Task prompt> Write out the full set of records below exactly.

Figure collection entries>
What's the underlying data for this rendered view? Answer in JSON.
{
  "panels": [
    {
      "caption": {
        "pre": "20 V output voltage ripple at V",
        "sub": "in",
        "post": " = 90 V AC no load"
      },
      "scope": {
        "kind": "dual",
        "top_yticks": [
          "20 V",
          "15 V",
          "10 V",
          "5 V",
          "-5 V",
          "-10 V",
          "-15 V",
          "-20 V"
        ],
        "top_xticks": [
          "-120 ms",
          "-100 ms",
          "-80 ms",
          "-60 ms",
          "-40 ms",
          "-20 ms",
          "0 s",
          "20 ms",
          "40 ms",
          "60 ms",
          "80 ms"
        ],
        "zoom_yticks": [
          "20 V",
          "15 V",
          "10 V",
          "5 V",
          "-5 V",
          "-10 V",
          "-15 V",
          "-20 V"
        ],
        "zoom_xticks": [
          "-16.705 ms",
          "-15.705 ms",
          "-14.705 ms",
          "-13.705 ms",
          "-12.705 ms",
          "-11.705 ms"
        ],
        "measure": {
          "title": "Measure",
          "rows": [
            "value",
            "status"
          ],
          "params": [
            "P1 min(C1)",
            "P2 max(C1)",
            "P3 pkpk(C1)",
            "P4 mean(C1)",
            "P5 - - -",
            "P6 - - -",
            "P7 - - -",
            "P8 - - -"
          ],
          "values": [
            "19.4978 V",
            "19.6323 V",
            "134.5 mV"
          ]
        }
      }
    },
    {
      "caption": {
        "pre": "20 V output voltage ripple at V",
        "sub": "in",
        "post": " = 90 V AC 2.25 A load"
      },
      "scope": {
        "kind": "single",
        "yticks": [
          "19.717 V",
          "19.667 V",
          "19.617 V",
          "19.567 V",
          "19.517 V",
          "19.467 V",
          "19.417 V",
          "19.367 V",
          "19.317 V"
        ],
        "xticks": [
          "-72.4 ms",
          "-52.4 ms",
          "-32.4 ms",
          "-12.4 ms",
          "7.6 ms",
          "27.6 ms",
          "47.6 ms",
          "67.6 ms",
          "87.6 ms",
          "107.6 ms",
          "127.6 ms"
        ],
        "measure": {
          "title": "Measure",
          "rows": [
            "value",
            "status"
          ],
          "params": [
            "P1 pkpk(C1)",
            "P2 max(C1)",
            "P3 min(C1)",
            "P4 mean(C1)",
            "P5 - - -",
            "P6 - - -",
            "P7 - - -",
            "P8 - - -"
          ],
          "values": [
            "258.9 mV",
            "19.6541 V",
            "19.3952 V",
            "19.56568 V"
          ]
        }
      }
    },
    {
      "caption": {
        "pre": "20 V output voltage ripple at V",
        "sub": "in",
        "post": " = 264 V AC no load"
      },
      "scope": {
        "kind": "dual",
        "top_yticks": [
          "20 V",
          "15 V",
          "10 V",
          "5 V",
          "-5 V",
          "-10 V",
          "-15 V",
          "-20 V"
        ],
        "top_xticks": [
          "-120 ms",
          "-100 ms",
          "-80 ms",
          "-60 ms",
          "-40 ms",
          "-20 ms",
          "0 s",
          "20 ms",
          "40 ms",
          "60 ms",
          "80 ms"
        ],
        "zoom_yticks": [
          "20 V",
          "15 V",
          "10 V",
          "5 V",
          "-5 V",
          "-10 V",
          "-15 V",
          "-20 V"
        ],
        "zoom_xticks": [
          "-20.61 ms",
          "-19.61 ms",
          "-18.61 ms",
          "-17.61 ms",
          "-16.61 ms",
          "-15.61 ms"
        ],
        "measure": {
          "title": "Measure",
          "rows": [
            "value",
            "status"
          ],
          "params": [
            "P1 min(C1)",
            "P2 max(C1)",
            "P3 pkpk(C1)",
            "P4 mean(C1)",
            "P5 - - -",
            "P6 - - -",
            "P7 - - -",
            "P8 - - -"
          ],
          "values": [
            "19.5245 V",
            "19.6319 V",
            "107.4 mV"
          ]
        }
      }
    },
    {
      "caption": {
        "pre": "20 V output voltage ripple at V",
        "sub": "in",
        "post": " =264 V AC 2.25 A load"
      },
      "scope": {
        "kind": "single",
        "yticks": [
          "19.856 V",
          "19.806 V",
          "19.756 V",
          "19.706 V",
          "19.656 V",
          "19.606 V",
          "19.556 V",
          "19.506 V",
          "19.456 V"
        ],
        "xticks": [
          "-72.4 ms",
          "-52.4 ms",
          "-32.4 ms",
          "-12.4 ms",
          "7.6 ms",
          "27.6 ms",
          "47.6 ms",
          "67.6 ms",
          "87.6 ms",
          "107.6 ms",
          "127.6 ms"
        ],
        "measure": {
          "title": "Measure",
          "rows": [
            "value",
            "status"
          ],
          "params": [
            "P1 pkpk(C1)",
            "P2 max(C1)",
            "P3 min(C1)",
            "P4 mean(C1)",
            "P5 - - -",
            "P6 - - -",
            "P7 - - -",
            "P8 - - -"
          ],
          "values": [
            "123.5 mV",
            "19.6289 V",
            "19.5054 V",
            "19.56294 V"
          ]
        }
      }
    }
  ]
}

The completed task>
What's the underlying data for this rendered view? Answer in JSON.
{
  "panels": [
    {
      "caption": {
        "pre": "20 V output voltage ripple at V",
        "sub": "in",
        "post": " = 90 V AC no load"
      },
      "scope": {
        "kind": "dual",
        "top_yticks": [
          "20 V",
          "15 V",
          "10 V",
          "5 V",
          "-5 V",
          "-10 V",
          "-15 V",
          "-20 V"
        ],
        "top_xticks": [
          "-120 ms",
          "-100 ms",
          "-80 ms",
          "-60 ms",
          "-40 ms",
          "-20 ms",
          "0 s",
          "20 ms",
          "40 ms",
          "60 ms",
          "80 ms"
        ],
        "zoom_yticks": [
          "20 V",
          "15 V",
          "10 V",
          "5 V",
          "-5 V",
          "-10 V",
          "-15 V",
          "-20 V"
        ],
        "zoom_xticks": [
          "-16.705 ms",
          "-15.705 ms",
          "-14.705 ms",
          "-13.705 ms",
          "-12.705 ms",
          "-11.705 ms"
        ],
        "measure": {
          "title": "Measure",
          "rows": [
            "value",
            "status"
          ],
          "params": [
            "P1 min(C1)",
            "P2 max(C1)",
            "P3 pkpk(C1)",
            "P4 mean(C1)",
            "P5 - - -",
            "P6 - - -",
            "P7 - - -",
            "P8 - - -"
          ],
          "values": [
            "19.4978 V",
            "19.6323 V",
            "134.5 mV"
          ]
        }
      }
    },
    {
      "caption": {
        "pre": "20 V output voltage ripple at V",
        "sub": "in",
        "post": " = 90 V AC 2.25 A load"
      },
      "scope": {
        "kind": "single",
        "yticks": [
          "19.717 V",
          "19.667 V",
          "19.617 V",
          "19.567 V",
          "19.517 V",
          "19.467 V",
          "19.417 V",
          "19.367 V",
          "19.317 V"
        ],
        "xticks": [
          "-72.4 ms",
          "-52.4 ms",
          "-32.4 ms",
          "-12.4 ms",
          "7.6 ms",
          "27.6 ms",
          "47.6 ms",
          "67.6 ms",
          "87.6 ms",
          "107.6 ms",
          "127.6 ms"
        ],
        "measure": {
          "title": "Measure",
          "rows": [
            "value",
            "status"
          ],
          "params": [
            "P1 pkpk(C1)",
            "P2 max(C1)",
            "P3 min(C1)",
            "P4 mean(C1)",
            "P5 - - -",
            "P6 - - -",
            "P7 - - -",
            "P8 - - -"
          ],
          "values": [
            "258.9 mV",
            "19.6541 V",
            "19.3952 V",
            "19.56568 V"
          ]
        }
      }
    },
    {
      "caption": {
        "pre": "20 V output voltage ripple at V",
        "sub": "in",
        "post": " = 264 V AC no load"
      },
      "scope": {
        "kind": "dual",
        "top_yticks": [
          "20 V",
          "15 V",
          "10 V",
          "5 V",
          "-5 V",
          "-10 V",
          "-15 V",
          "-20 V"
        ],
        "top_xticks": [
          "-120 ms",
          "-100 ms",
          "-80 ms",
          "-60 ms",
          "-40 ms",
          "-20 ms",
          "0 s",
          "20 ms",
          "40 ms",
          "60 ms",
          "80 ms"
        ],
        "zoom_yticks": [
          "20 V",
          "15 V",
          "10 V",
          "5 V",
          "-5 V",
          "-10 V",
          "-15 V",
          "-20 V"
        ],
        "zoom_xticks": [
          "-20.61 ms",
          "-19.61 ms",
          "-18.61 ms",
          "-17.61 ms",
          "-16.61 ms",
          "-15.61 ms"
        ],
        "measure": {
          "title": "Measure",
          "rows": [
            "value",
            "status"
          ],
          "params": [
            "P1 min(C1)",
            "P2 max(C1)",
            "P3 pkpk(C1)",
            "P4 mean(C1)",
            "P5 - - -",
            "P6 - - -",
            "P7 - - -",
            "P8 - - -"
          ],
          "values": [
            "19.5245 V",
            "19.6319 V",
            "107.4 mV"
          ]
        }
      }
    },
    {
      "caption": {
        "pre": "20 V output voltage ripple at V",
        "sub": "in",
        "post": " =264 V AC 2.25 A load"
      },
      "scope": {
        "kind": "single",
        "yticks": [
          "19.856 V",
          "19.806 V",
          "19.756 V",
          "19.706 V",
          "19.656 V",
          "19.606 V",
          "19.556 V",
          "19.506 V",
          "19.456 V"
        ],
        "xticks": [
          "-72.4 ms",
          "-52.4 ms",
          "-32.4 ms",
          "-12.4 ms",
          "7.6 ms",
          "27.6 ms",
          "47.6 ms",
          "67.6 ms",
          "87.6 ms",
          "107.6 ms",
          "127.6 ms"
        ],
        "measure": {
          "title": "Measure",
          "rows": [
            "value",
            "status"
          ],
          "params": [
            "P1 pkpk(C1)",
            "P2 max(C1)",
            "P3 min(C1)",
            "P4 mean(C1)",
            "P5 - - -",
            "P6 - - -",
            "P7 - - -",
            "P8 - - -"
          ],
          "values": [
            "123.5 mV",
            "19.6289 V",
            "19.5054 V",
            "19.56294 V"
          ]
        }
      }
    }
  ]
}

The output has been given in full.